Extracted records
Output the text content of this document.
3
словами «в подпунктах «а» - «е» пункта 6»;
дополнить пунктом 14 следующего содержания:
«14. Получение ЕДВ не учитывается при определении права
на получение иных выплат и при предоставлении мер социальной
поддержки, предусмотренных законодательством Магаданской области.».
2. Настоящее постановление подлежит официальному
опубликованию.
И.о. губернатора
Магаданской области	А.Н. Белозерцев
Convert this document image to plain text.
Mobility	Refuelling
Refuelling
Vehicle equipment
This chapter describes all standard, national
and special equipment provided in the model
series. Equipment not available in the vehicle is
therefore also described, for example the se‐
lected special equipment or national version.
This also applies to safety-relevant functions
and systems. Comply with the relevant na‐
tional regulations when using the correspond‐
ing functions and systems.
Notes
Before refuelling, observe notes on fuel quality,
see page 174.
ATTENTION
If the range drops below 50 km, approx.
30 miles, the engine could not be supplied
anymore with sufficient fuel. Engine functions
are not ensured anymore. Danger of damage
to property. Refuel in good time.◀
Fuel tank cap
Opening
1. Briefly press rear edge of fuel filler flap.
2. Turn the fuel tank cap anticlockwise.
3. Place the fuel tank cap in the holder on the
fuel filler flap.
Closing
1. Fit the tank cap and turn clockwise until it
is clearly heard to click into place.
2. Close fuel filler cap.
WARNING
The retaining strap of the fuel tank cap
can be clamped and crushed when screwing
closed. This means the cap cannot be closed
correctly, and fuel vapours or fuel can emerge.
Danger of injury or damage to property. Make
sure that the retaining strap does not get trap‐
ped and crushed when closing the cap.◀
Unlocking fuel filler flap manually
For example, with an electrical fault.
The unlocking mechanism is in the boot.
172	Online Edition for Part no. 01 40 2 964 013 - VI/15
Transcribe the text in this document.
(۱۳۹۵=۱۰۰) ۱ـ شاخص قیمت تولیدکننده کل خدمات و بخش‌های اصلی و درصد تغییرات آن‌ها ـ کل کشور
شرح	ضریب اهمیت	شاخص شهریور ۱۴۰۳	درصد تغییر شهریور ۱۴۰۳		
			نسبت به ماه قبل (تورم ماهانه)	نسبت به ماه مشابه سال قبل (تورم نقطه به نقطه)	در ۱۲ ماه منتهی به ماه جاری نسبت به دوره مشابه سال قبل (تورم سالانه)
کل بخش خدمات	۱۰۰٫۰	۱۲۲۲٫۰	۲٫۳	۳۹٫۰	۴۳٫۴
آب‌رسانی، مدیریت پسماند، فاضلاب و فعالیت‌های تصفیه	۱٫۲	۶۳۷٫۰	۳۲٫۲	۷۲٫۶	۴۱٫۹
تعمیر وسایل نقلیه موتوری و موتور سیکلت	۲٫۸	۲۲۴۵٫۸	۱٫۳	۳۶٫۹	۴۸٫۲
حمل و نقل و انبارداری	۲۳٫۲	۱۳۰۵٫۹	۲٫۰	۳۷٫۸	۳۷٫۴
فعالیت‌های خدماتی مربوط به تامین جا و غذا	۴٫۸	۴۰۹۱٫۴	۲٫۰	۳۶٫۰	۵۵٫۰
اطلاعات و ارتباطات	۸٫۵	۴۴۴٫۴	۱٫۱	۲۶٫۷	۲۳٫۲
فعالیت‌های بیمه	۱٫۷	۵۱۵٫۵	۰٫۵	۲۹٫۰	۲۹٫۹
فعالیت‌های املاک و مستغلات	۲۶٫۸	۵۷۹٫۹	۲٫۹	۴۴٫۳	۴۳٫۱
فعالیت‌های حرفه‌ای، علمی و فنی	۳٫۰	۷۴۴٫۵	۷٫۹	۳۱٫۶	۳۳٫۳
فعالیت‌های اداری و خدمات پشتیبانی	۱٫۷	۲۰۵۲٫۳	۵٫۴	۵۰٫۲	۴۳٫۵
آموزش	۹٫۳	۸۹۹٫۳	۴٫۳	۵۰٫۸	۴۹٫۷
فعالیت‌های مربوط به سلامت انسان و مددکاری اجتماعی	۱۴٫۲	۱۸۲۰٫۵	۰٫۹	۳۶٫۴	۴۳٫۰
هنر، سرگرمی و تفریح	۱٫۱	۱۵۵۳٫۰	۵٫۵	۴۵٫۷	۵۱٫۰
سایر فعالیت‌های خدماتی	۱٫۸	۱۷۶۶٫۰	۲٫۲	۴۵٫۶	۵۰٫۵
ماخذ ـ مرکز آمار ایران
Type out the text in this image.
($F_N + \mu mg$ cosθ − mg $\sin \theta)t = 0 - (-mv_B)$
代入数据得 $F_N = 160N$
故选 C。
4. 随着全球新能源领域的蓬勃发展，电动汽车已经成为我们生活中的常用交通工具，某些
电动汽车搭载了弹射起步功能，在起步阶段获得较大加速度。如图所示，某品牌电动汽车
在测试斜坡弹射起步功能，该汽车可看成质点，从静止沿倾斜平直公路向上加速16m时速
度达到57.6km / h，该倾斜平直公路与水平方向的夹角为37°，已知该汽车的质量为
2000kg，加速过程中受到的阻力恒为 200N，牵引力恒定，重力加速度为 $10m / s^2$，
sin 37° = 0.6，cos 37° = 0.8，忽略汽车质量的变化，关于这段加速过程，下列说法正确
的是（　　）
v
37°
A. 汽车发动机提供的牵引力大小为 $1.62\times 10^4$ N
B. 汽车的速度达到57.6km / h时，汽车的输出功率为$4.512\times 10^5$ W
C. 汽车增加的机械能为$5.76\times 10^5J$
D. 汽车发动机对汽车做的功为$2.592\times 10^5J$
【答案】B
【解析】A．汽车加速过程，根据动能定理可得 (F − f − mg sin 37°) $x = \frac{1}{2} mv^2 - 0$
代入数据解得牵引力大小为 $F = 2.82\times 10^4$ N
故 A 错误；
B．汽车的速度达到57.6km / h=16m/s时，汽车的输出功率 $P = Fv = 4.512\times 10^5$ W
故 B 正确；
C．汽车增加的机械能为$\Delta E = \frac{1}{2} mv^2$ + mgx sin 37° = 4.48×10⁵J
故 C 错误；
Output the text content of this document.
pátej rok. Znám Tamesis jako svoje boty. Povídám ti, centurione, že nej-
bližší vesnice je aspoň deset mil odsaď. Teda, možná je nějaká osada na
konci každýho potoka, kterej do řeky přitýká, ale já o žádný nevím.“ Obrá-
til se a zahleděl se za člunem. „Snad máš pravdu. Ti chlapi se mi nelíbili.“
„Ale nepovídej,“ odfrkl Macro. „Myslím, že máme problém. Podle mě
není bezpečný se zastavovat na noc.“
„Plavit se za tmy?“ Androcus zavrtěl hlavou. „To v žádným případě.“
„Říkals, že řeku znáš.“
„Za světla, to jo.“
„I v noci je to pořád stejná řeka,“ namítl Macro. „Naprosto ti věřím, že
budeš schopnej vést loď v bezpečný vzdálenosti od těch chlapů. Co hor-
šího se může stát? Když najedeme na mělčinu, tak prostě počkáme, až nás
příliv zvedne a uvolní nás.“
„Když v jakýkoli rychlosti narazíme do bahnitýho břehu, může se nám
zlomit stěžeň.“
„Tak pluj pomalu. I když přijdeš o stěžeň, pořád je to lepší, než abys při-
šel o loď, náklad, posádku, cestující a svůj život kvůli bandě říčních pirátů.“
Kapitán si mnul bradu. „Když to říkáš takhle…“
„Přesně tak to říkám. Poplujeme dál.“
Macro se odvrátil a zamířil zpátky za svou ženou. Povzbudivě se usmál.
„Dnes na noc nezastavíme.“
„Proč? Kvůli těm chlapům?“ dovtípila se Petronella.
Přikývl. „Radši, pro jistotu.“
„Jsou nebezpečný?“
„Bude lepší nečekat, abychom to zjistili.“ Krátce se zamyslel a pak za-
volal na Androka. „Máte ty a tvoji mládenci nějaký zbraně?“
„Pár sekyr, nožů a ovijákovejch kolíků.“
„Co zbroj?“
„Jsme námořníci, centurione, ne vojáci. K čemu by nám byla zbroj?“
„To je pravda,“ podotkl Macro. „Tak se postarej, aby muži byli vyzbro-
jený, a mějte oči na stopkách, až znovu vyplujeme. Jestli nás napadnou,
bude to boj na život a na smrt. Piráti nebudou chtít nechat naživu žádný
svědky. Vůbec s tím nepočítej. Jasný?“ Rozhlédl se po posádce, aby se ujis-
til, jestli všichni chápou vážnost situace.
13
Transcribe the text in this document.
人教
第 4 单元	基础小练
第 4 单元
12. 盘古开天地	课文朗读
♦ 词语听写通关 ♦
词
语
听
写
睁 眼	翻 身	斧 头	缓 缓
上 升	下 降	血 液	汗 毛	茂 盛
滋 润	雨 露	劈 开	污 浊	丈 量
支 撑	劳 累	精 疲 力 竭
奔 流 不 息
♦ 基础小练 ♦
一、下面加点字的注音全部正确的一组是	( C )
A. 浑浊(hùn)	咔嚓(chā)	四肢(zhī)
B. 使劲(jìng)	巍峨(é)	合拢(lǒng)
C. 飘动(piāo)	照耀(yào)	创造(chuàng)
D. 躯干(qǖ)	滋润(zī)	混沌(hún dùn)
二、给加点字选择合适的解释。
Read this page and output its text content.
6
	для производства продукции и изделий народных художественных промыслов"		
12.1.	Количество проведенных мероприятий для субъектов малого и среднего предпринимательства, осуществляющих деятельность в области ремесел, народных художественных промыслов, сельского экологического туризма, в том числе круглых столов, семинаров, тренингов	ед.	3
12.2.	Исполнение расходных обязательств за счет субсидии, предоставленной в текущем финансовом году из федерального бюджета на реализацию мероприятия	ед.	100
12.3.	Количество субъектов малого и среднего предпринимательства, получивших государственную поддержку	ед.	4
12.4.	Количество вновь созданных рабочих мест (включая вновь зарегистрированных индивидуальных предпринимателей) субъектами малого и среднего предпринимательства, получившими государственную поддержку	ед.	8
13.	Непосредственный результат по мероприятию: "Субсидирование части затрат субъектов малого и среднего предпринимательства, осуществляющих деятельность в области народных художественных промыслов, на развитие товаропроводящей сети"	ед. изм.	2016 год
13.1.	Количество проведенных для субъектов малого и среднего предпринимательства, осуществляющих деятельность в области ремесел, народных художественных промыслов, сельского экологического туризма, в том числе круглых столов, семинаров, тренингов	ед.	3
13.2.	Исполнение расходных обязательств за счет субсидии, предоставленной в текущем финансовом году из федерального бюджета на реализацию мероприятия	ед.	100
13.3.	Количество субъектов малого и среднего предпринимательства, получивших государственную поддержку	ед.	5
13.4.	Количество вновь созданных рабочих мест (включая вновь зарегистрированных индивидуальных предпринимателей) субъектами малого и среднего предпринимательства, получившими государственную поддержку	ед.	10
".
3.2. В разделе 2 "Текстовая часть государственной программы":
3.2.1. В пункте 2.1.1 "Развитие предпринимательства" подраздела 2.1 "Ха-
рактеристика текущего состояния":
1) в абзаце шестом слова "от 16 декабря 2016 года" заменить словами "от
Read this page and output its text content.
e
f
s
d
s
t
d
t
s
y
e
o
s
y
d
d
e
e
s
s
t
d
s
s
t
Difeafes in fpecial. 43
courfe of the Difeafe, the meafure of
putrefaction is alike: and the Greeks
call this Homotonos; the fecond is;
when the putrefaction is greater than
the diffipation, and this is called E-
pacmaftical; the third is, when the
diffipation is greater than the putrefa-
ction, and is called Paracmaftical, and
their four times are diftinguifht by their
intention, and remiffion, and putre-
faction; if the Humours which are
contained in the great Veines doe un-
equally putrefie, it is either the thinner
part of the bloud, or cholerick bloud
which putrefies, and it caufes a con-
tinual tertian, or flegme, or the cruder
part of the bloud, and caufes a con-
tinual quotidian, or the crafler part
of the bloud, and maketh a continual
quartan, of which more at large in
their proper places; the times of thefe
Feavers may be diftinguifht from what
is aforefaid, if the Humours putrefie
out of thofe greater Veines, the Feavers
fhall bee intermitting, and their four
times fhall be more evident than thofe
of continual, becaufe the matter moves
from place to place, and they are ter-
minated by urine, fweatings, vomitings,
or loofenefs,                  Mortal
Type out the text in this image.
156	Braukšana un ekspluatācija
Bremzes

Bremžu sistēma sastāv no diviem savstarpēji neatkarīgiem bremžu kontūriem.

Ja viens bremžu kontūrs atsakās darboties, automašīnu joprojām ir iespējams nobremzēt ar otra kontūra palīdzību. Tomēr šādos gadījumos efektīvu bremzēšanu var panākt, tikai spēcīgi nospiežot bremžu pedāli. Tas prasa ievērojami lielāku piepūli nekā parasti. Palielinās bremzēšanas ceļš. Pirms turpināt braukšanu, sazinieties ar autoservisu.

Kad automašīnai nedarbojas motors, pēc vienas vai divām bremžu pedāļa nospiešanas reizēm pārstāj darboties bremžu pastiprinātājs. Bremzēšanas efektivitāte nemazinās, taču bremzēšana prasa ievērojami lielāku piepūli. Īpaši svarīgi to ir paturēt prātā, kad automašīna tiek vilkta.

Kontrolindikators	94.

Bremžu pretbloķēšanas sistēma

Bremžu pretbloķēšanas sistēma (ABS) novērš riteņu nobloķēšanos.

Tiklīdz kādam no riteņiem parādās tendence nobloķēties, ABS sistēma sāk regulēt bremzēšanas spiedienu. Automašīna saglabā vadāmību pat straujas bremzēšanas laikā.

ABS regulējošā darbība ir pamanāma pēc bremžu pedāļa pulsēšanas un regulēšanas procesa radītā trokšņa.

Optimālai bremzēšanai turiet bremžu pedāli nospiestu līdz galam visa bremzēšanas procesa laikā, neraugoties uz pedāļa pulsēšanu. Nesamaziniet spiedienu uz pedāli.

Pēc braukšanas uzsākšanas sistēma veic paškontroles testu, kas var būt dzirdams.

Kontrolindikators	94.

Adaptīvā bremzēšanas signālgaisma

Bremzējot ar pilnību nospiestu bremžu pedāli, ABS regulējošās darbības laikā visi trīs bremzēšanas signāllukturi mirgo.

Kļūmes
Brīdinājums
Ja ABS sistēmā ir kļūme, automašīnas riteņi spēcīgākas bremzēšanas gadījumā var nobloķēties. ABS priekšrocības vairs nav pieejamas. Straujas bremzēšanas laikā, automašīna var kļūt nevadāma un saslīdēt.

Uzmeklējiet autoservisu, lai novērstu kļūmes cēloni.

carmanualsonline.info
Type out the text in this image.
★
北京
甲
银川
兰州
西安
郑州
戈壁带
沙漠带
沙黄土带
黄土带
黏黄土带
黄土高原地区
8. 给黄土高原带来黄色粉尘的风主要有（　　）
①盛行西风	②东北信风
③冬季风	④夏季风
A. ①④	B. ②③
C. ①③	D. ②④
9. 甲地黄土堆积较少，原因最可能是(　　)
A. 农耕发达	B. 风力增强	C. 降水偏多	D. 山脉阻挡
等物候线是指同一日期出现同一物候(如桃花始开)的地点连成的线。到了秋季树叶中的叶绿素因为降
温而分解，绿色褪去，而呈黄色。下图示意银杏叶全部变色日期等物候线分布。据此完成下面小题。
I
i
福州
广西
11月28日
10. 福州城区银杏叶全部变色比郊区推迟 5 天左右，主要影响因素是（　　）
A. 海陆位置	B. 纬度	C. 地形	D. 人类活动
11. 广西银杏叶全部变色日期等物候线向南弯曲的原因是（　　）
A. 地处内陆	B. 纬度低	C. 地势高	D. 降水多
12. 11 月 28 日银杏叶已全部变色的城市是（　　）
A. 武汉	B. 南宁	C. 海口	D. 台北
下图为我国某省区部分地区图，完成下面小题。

• [TASK REQUIREMENTS] State the count of lines holding the string "strap" in the listing above, and nothing else.

• [WRITTEN REPLY] 2